→ **Task item**: Which lines of the data contain the string "Ihnen"? Copy every one of them.

→ **Source material**:
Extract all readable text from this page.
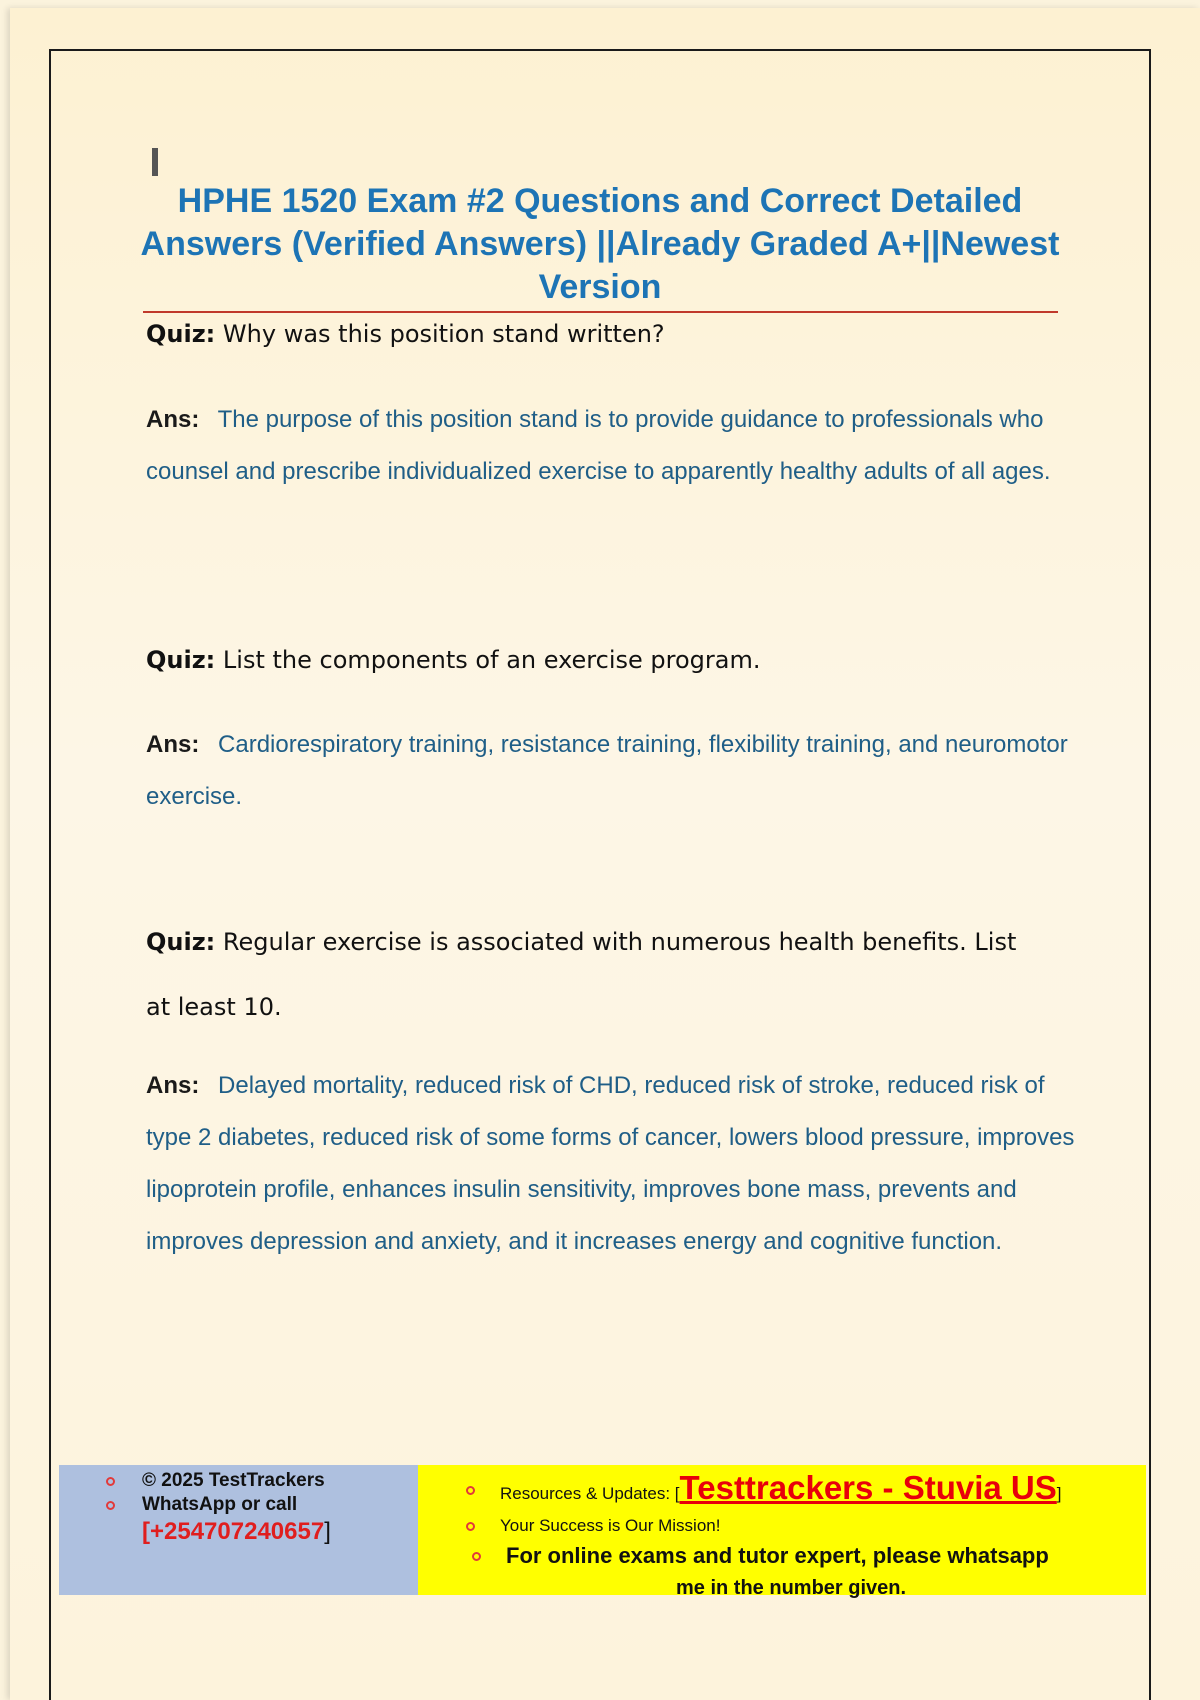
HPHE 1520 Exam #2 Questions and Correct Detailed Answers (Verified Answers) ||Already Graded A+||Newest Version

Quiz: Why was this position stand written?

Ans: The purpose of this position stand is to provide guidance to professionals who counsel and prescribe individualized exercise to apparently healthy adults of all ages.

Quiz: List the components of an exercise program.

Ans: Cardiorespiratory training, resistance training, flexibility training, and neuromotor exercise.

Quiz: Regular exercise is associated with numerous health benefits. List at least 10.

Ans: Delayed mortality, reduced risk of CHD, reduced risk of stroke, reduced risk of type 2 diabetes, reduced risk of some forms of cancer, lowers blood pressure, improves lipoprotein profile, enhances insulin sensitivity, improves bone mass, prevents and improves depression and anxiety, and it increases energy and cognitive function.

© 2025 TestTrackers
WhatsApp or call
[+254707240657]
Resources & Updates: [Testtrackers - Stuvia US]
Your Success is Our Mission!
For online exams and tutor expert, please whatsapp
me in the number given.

---

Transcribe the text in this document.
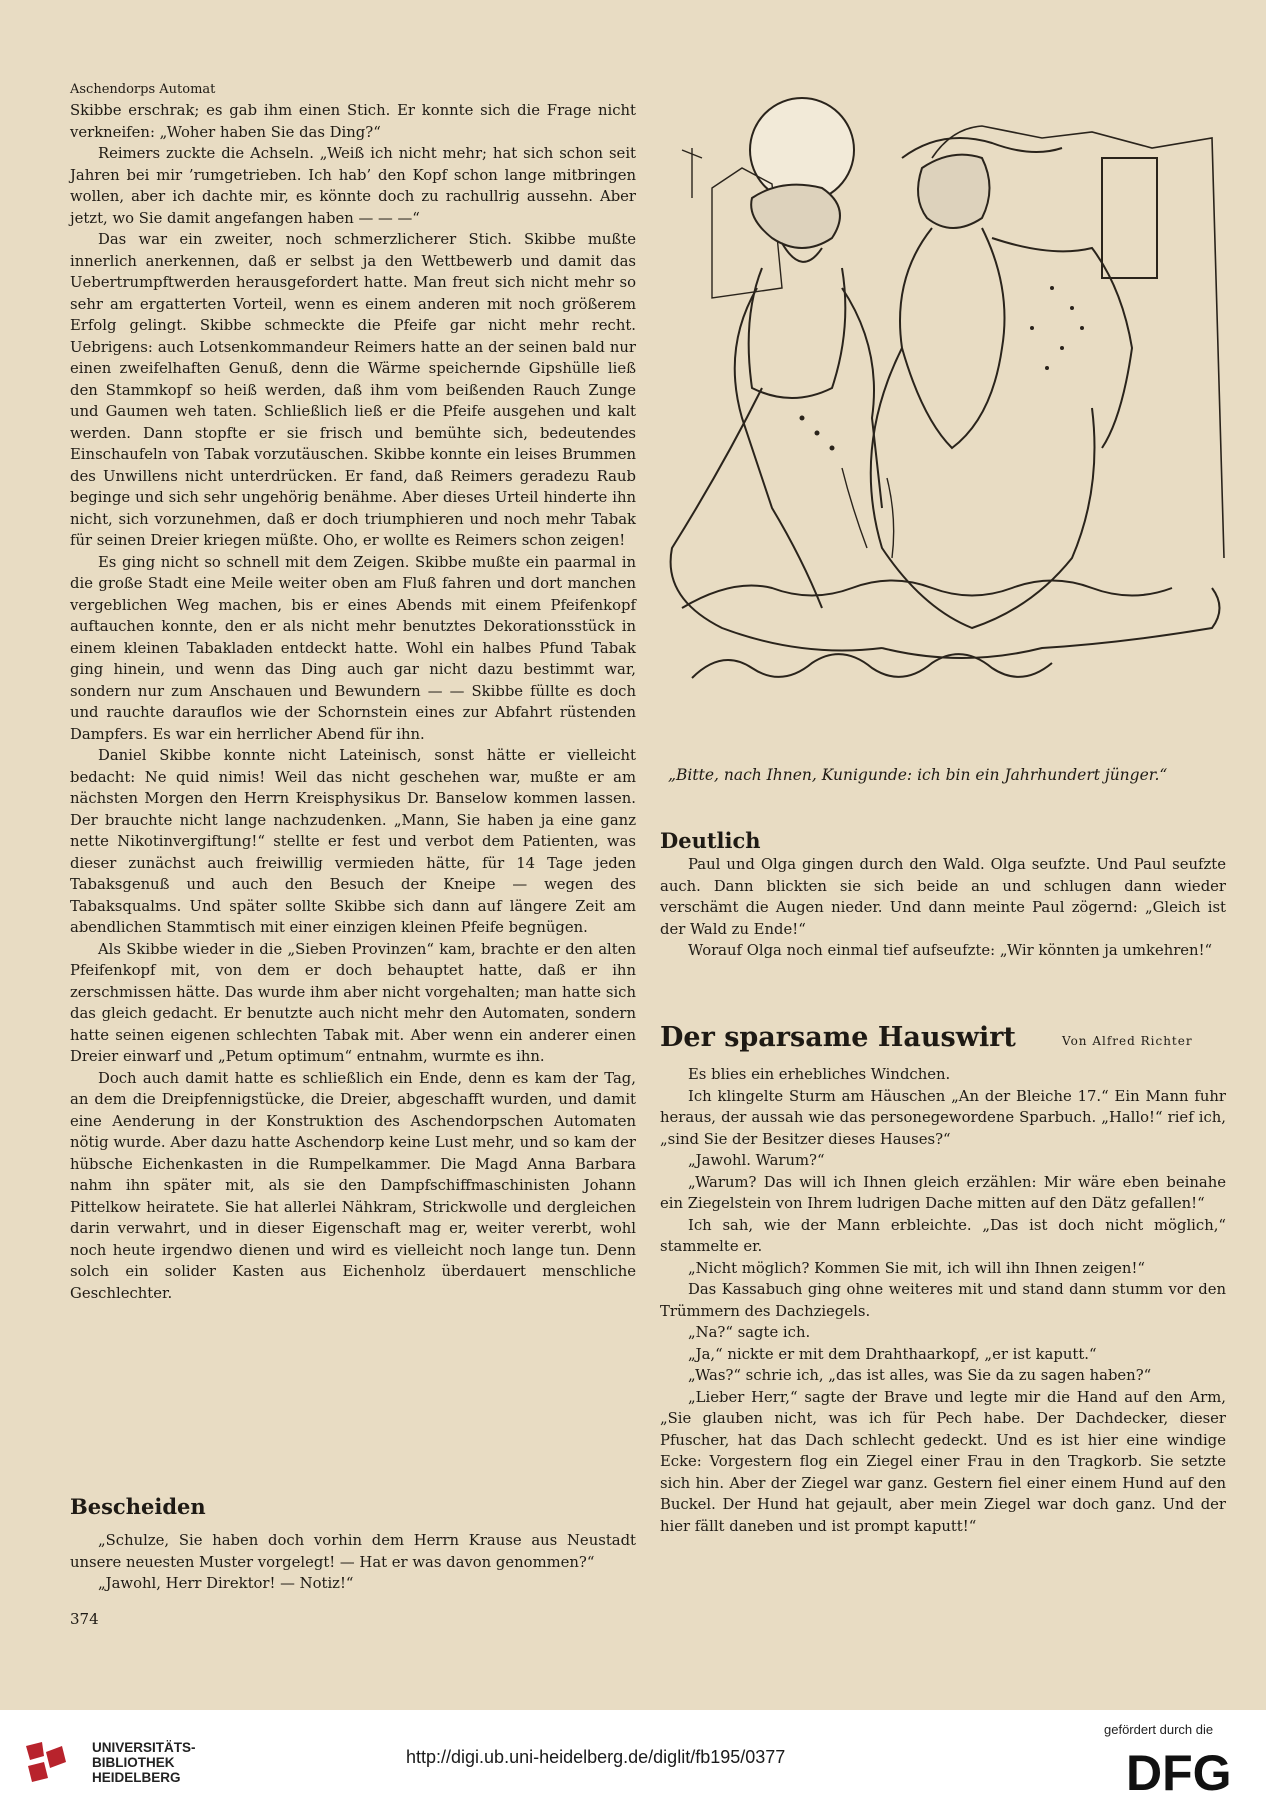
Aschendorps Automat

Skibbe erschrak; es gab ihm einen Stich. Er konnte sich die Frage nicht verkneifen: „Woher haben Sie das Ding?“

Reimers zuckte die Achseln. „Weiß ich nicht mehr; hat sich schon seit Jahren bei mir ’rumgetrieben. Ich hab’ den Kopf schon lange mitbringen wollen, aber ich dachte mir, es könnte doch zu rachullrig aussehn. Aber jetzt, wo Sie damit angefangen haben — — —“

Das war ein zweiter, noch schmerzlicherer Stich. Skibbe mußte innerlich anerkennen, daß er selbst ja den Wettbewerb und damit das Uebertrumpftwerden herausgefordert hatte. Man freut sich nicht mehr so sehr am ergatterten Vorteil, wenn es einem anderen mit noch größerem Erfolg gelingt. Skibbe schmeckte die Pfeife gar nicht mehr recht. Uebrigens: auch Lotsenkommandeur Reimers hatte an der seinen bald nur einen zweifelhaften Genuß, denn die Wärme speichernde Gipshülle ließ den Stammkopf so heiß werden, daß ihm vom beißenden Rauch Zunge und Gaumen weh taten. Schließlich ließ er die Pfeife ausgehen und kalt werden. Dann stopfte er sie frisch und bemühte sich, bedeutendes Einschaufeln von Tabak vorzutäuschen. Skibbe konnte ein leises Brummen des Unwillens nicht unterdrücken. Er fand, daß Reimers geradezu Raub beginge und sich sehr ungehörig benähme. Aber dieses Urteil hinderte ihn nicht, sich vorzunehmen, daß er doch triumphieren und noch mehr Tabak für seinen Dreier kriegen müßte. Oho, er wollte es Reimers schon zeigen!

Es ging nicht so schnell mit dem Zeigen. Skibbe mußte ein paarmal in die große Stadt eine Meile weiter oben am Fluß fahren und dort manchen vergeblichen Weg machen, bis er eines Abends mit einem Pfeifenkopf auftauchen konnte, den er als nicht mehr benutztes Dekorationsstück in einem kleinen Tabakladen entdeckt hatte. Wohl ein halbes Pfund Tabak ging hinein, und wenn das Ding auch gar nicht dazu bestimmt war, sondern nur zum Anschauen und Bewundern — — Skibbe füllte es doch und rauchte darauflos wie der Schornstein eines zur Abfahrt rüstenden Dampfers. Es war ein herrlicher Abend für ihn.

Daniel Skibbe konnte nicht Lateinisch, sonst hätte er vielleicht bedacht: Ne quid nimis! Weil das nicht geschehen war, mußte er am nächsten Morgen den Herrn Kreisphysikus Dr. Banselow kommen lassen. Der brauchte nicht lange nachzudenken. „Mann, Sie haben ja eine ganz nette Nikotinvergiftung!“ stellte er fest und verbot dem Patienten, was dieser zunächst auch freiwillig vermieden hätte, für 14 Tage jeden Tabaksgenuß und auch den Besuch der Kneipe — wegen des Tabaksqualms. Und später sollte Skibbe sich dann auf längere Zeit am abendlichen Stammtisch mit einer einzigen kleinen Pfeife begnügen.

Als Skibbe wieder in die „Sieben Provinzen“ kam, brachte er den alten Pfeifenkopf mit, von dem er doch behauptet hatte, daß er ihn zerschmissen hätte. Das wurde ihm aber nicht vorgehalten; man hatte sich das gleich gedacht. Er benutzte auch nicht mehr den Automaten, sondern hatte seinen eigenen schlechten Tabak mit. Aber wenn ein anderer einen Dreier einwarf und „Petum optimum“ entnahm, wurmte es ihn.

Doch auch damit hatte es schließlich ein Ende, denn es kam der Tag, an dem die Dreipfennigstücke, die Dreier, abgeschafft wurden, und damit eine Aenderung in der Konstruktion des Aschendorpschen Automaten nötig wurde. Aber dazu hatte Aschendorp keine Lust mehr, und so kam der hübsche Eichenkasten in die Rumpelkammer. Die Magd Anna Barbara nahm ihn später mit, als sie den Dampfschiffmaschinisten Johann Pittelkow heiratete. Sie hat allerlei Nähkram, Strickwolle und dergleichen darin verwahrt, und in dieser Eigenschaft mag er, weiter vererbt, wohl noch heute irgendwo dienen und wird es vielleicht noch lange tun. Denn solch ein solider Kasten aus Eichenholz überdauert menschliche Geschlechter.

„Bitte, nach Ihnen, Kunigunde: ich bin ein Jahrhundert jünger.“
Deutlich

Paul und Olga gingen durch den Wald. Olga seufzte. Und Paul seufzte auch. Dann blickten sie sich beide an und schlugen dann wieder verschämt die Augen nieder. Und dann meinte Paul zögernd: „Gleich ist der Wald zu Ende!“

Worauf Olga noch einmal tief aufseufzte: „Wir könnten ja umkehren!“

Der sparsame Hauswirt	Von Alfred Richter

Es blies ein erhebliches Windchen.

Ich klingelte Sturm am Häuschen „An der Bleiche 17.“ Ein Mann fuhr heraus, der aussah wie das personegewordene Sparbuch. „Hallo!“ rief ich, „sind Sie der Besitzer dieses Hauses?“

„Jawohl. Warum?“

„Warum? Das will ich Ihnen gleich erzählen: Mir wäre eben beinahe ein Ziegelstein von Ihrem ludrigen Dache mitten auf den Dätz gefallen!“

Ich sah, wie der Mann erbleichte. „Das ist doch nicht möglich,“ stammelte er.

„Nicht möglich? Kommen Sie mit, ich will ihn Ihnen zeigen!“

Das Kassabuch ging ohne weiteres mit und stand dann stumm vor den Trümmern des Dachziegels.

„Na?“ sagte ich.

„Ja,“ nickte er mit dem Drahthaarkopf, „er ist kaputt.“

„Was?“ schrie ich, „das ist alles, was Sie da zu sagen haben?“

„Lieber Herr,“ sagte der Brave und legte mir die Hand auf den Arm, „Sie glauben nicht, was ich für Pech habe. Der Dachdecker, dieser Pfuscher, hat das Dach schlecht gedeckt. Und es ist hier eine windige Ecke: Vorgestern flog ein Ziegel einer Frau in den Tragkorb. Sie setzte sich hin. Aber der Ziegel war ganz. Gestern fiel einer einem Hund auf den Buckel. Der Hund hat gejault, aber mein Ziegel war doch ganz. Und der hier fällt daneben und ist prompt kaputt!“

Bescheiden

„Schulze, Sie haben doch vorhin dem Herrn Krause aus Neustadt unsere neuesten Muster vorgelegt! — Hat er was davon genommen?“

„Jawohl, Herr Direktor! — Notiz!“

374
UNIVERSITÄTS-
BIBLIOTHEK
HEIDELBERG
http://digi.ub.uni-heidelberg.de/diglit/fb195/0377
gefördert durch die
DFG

→ **Answer to this task**:
„Bitte, nach Ihnen, Kunigunde: ich bin ein Jahrhundert jünger.“
„Warum? Das will ich Ihnen gleich erzählen: Mir wäre eben beinahe ein Ziegelstein von Ihrem ludrigen Dache mitten auf den Dätz gefallen!“
„Nicht möglich? Kommen Sie mit, ich will ihn Ihnen zeigen!“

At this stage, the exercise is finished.